Goal: Copy all lines that contain the word "Dinamik".

-- -- --

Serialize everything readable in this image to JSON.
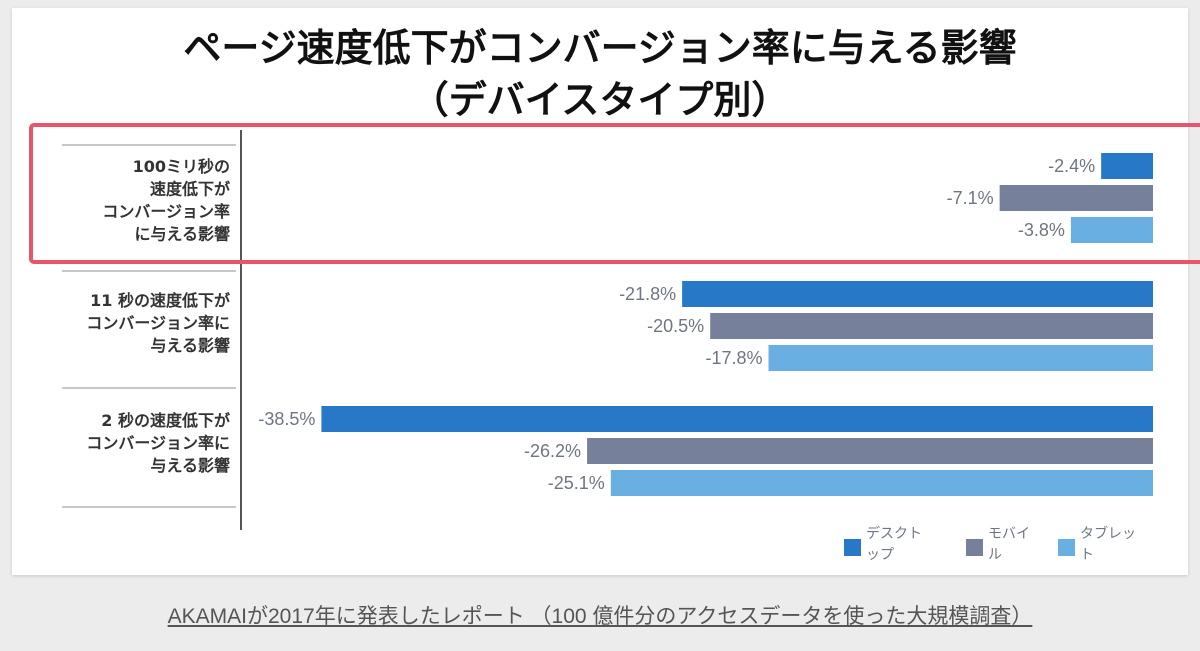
{
  "chart_data": {
    "type": "bar",
    "orientation": "horizontal",
    "title_lines": [
      "ページ速度低下がコンバージョン率に与える影響",
      "（デバイスタイプ別）"
    ],
    "categories": [
      [
        "100ミリ秒の",
        "速度低下が",
        "コンバージョン率",
        "に与える影響"
      ],
      [
        "11 秒の速度低下が",
        "コンバージョン率に",
        "与える影響"
      ],
      [
        "2 秒の速度低下が",
        "コンバージョン率に",
        "与える影響"
      ]
    ],
    "series": [
      {
        "name": "デスクトップ",
        "values": [
          -2.4,
          -21.8,
          -38.5
        ],
        "labels": [
          "-2.4%",
          "-21.8%",
          "-38.5%"
        ],
        "color": "#2878c8"
      },
      {
        "name": "モバイル",
        "values": [
          -7.1,
          -20.5,
          -26.2
        ],
        "labels": [
          "-7.1%",
          "-20.5%",
          "-26.2%"
        ],
        "color": "#77809a"
      },
      {
        "name": "タブレット",
        "values": [
          -3.8,
          -17.8,
          -25.1
        ],
        "labels": [
          "-3.8%",
          "-17.8%",
          "-25.1%"
        ],
        "color": "#6aafe2"
      }
    ],
    "legend_labels": [
      [
        "デスクト",
        "ップ"
      ],
      [
        "モバイ",
        "ル"
      ],
      [
        "タブレッ",
        "ト"
      ]
    ],
    "xlim": [
      -40,
      0
    ],
    "legend": "bottom-right",
    "grid": false,
    "highlight_color": "#e8546a",
    "highlighted_category_index": 0
  },
  "footer": {
    "text": "AKAMAIが2017年に発表したレポート （100 億件分のアクセスデータを使った大規模調査）"
  }
}
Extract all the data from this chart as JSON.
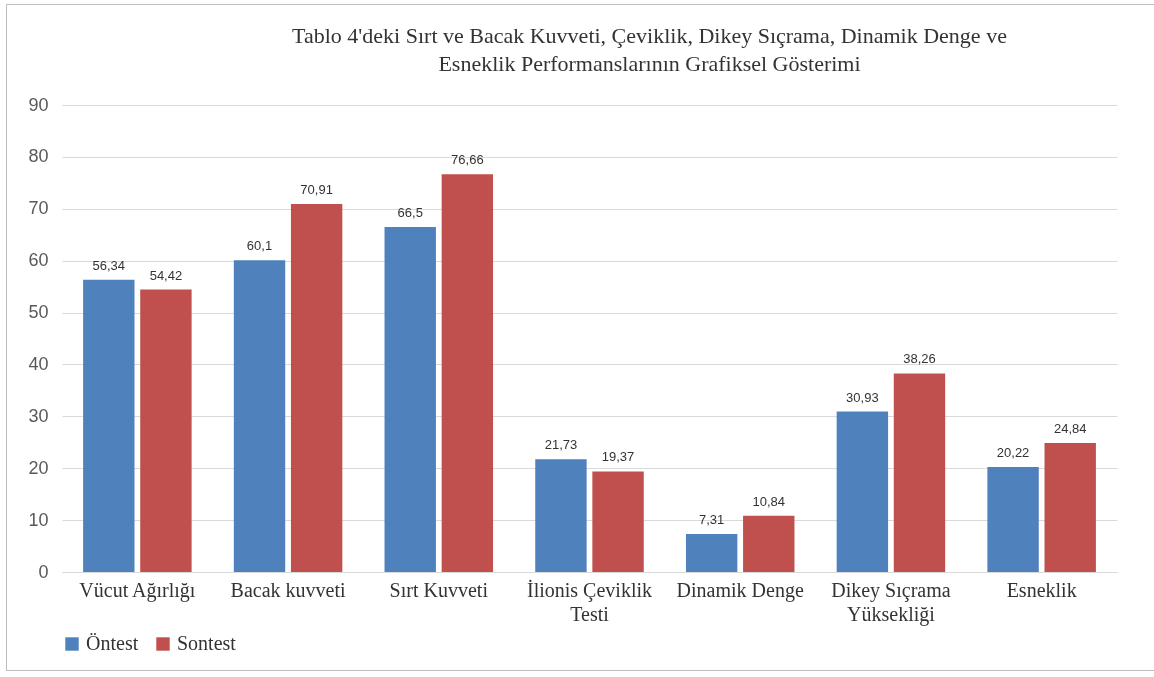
{
  "chart_data": {
    "type": "bar",
    "title": [
      "Tablo 4'deki  Sırt ve Bacak Kuvveti, Çeviklik, Dikey Sıçrama, Dinamik Denge ve",
      "Esneklik Performanslarının Grafiksel Gösterimi"
    ],
    "categories": [
      "Vücut Ağırlığı",
      "Bacak kuvveti",
      "Sırt Kuvveti",
      "İlionis Çeviklik Testi",
      "Dinamik Denge",
      "Dikey Sıçrama Yüksekliği",
      "Esneklik"
    ],
    "series": [
      {
        "name": "Öntest",
        "color": "#4f81bd",
        "values": [
          56.34,
          60.1,
          66.5,
          21.73,
          7.31,
          30.93,
          20.22
        ],
        "value_labels": [
          "56,34",
          "60,1",
          "66,5",
          "21,73",
          "7,31",
          "30,93",
          "20,22"
        ]
      },
      {
        "name": "Sontest",
        "color": "#c0504d",
        "values": [
          54.42,
          70.91,
          76.66,
          19.37,
          10.84,
          38.26,
          24.84
        ],
        "value_labels": [
          "54,42",
          "70,91",
          "76,66",
          "19,37",
          "10,84",
          "38,26",
          "24,84"
        ]
      }
    ],
    "ylim": [
      0,
      90
    ],
    "yticks": [
      0,
      10,
      20,
      30,
      40,
      50,
      60,
      70,
      80,
      90
    ],
    "grid": "y",
    "legend": "bottom"
  }
}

-- -- --

Solution for this task:
      "Tablo 4'deki  Sırt ve Bacak Kuvveti, Çeviklik, Dikey Sıçrama, Dinamik Denge ve",
      "Dinamik Denge",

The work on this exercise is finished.